» **Instructions for the task**: Since only the text is wanted, print every entry below exactly and omit the images.

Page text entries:
.....
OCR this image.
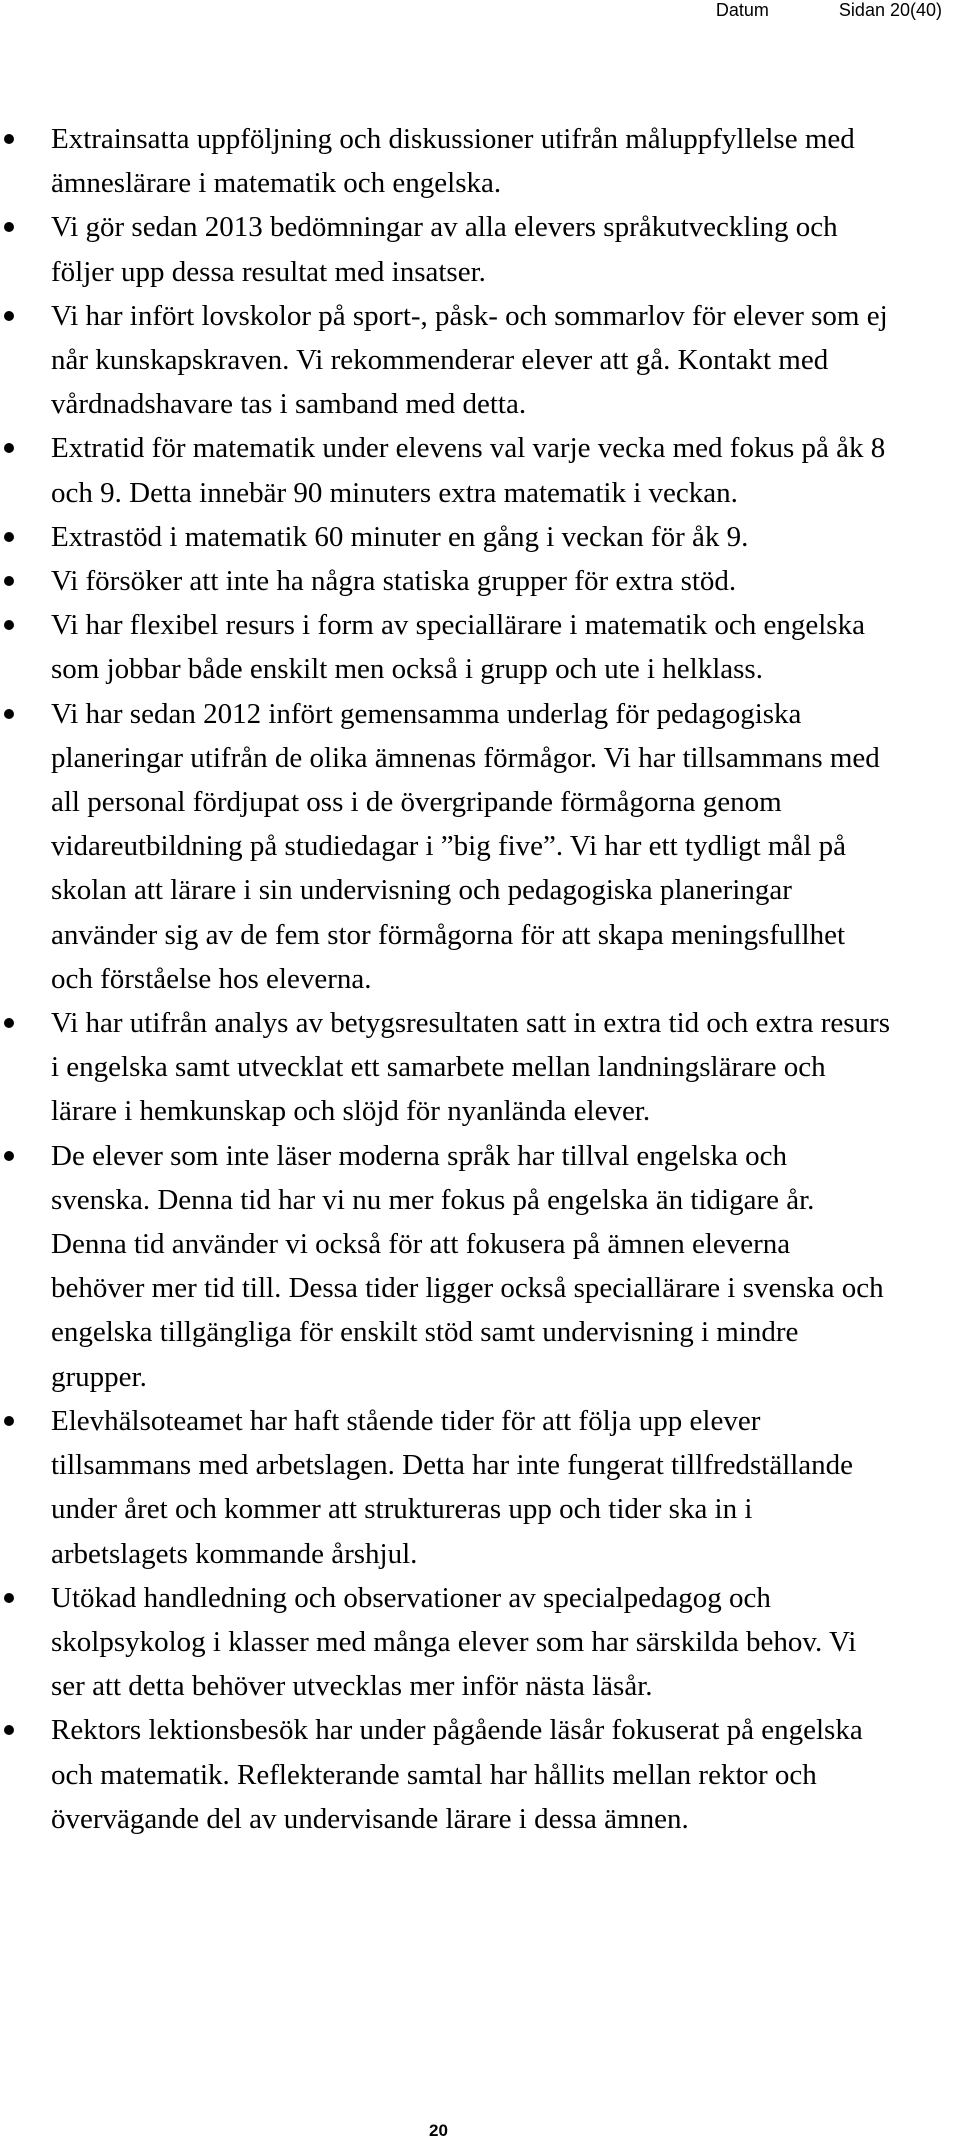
Datum	Sidan 20(40)
Extrainsatta uppföljning och diskussioner utifrån måluppfyllelse med ämneslärare i matematik och engelska.
Vi gör sedan 2013 bedömningar av alla elevers språkutveckling och följer upp dessa resultat med insatser.
Vi har infört lovskolor på sport-, påsk- och sommarlov för elever som ej når kunskapskraven. Vi rekommenderar elever att gå. Kontakt med vårdnadshavare tas i samband med detta.
Extratid för matematik under elevens val varje vecka med fokus på åk 8 och 9. Detta innebär 90 minuters extra matematik i veckan.
Extrastöd i matematik 60 minuter en gång i veckan för åk 9.
Vi försöker att inte ha några statiska grupper för extra stöd.
Vi har flexibel resurs i form av speciallärare i matematik och engelska som jobbar både enskilt men också i grupp och ute i helklass.
Vi har sedan 2012 infört gemensamma underlag för pedagogiska planeringar utifrån de olika ämnenas förmågor. Vi har tillsammans med all personal fördjupat oss i de övergripande förmågorna genom vidareutbildning på studiedagar i ”big five”. Vi har ett tydligt mål på skolan att lärare i sin undervisning och pedagogiska planeringar använder sig av de fem stor förmågorna för att skapa meningsfullhet och förståelse hos eleverna.
Vi har utifrån analys av betygsresultaten satt in extra tid och extra resurs i engelska samt utvecklat ett samarbete mellan landningslärare och lärare i hemkunskap och slöjd för nyanlända elever.
De elever som inte läser moderna språk har tillval engelska och svenska. Denna tid har vi nu mer fokus på engelska än tidigare år. Denna tid använder vi också för att fokusera på ämnen eleverna behöver mer tid till. Dessa tider ligger också speciallärare i svenska och engelska tillgängliga för enskilt stöd samt undervisning i mindre grupper.
Elevhälsoteamet har haft stående tider för att följa upp elever tillsammans med arbetslagen. Detta har inte fungerat tillfredställande under året och kommer att struktureras upp och tider ska in i arbetslagets kommande årshjul.
Utökad handledning och observationer av specialpedagog och skolpsykolog i klasser med många elever som har särskilda behov. Vi ser att detta behöver utvecklas mer inför nästa läsår.
Rektors lektionsbesök har under pågående läsår fokuserat på engelska och matematik. Reflekterande samtal har hållits mellan rektor och övervägande del av undervisande lärare i dessa ämnen.
20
.....
» **Output of the exercise**:
OCR this image.
Datum	Sidan 20(40)
Extrainsatta uppföljning och diskussioner utifrån måluppfyllelse med ämneslärare i matematik och engelska.
Vi gör sedan 2013 bedömningar av alla elevers språkutveckling och följer upp dessa resultat med insatser.
Vi har infört lovskolor på sport-, påsk- och sommarlov för elever som ej når kunskapskraven. Vi rekommenderar elever att gå. Kontakt med vårdnadshavare tas i samband med detta.
Extratid för matematik under elevens val varje vecka med fokus på åk 8 och 9. Detta innebär 90 minuters extra matematik i veckan.
Extrastöd i matematik 60 minuter en gång i veckan för åk 9.
Vi försöker att inte ha några statiska grupper för extra stöd.
Vi har flexibel resurs i form av speciallärare i matematik och engelska som jobbar både enskilt men också i grupp och ute i helklass.
Vi har sedan 2012 infört gemensamma underlag för pedagogiska planeringar utifrån de olika ämnenas förmågor. Vi har tillsammans med all personal fördjupat oss i de övergripande förmågorna genom vidareutbildning på studiedagar i ”big five”. Vi har ett tydligt mål på skolan att lärare i sin undervisning och pedagogiska planeringar använder sig av de fem stor förmågorna för att skapa meningsfullhet och förståelse hos eleverna.
Vi har utifrån analys av betygsresultaten satt in extra tid och extra resurs i engelska samt utvecklat ett samarbete mellan landningslärare och lärare i hemkunskap och slöjd för nyanlända elever.
De elever som inte läser moderna språk har tillval engelska och svenska. Denna tid har vi nu mer fokus på engelska än tidigare år. Denna tid använder vi också för att fokusera på ämnen eleverna behöver mer tid till. Dessa tider ligger också speciallärare i svenska och engelska tillgängliga för enskilt stöd samt undervisning i mindre grupper.
Elevhälsoteamet har haft stående tider för att följa upp elever tillsammans med arbetslagen. Detta har inte fungerat tillfredställande under året och kommer att struktureras upp och tider ska in i arbetslagets kommande årshjul.
Utökad handledning och observationer av specialpedagog och skolpsykolog i klasser med många elever som har särskilda behov. Vi ser att detta behöver utvecklas mer inför nästa läsår.
Rektors lektionsbesök har under pågående läsår fokuserat på engelska och matematik. Reflekterande samtal har hållits mellan rektor och övervägande del av undervisande lärare i dessa ämnen.
20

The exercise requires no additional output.